**Aim:** Reproduce each line bearing the word "масса".
--- Start ---
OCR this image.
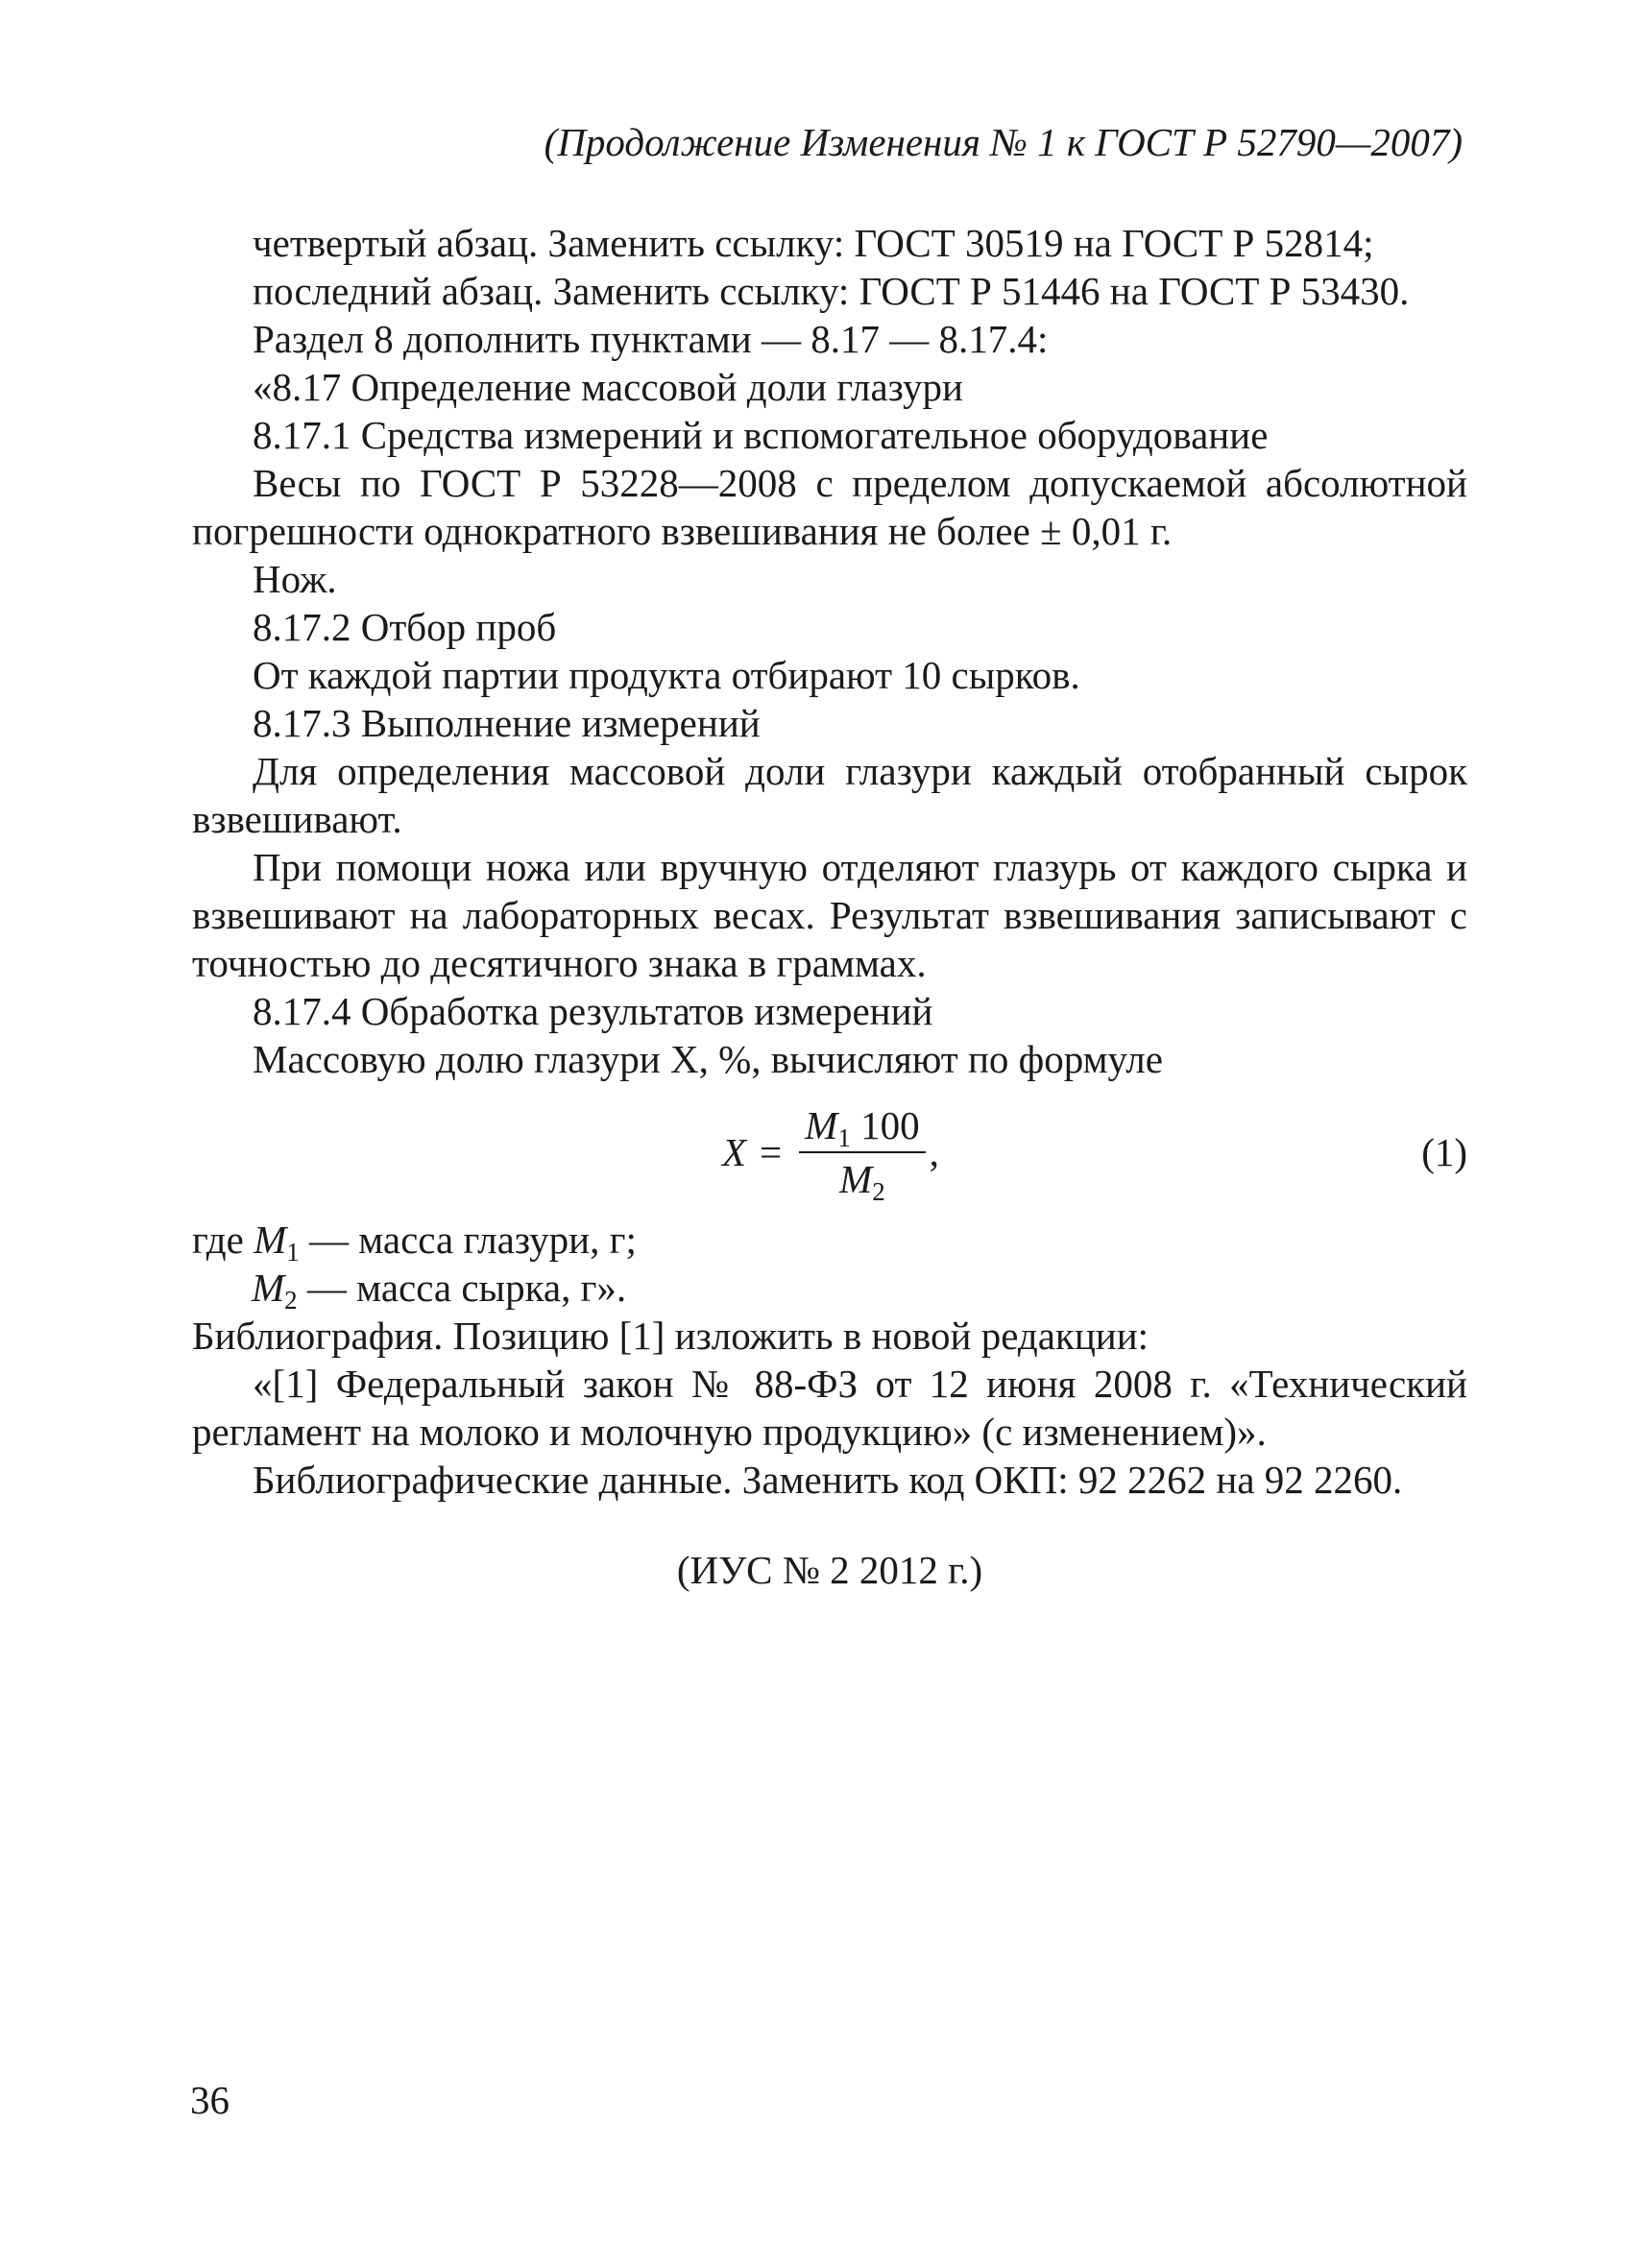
(Продолжение Изменения № 1 к ГОСТ Р 52790—2007)

четвертый абзац. Заменить ссылку: ГОСТ 30519 на ГОСТ Р 52814;

последний абзац. Заменить ссылку: ГОСТ Р 51446 на ГОСТ Р 53430.

Раздел 8 дополнить пунктами — 8.17 — 8.17.4:

«8.17 Определение массовой доли глазури

8.17.1 Средства измерений и вспомогательное оборудование

Весы по ГОСТ Р 53228—2008 с пределом допускаемой абсолютной погрешности однократного взвешивания не более ± 0,01 г.

Нож.

8.17.2 Отбор проб

От каждой партии продукта отбирают 10 сырков.

8.17.3 Выполнение измерений

Для определения массовой доли глазури каждый отобранный сырок взвешивают.

При помощи ножа или вручную отделяют глазурь от каждого сырка и взвешивают на лабораторных весах. Результат взвешивания записывают с точностью до десятичного знака в граммах.

8.17.4 Обработка результатов измерений

Массовую долю глазури X, %, вычисляют по формуле

$X = \frac{M_1 100}{M_2}$ ,	(1)

где $M_1$ — масса глазури, г;

$M_2$ — масса сырка, г».

Библиография. Позицию [1] изложить в новой редакции:

«[1] Федеральный закон № 88-ФЗ от 12 июня 2008 г. «Технический регламент на молоко и молочную продукцию» (с изменением)».

Библиографические данные. Заменить код ОКП: 92 2262 на 92 2260.

(ИУС № 2 2012 г.)

36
--- End ---
**Answer:**
где $M_1$ — масса глазури, г;
$M_2$ — масса сырка, г».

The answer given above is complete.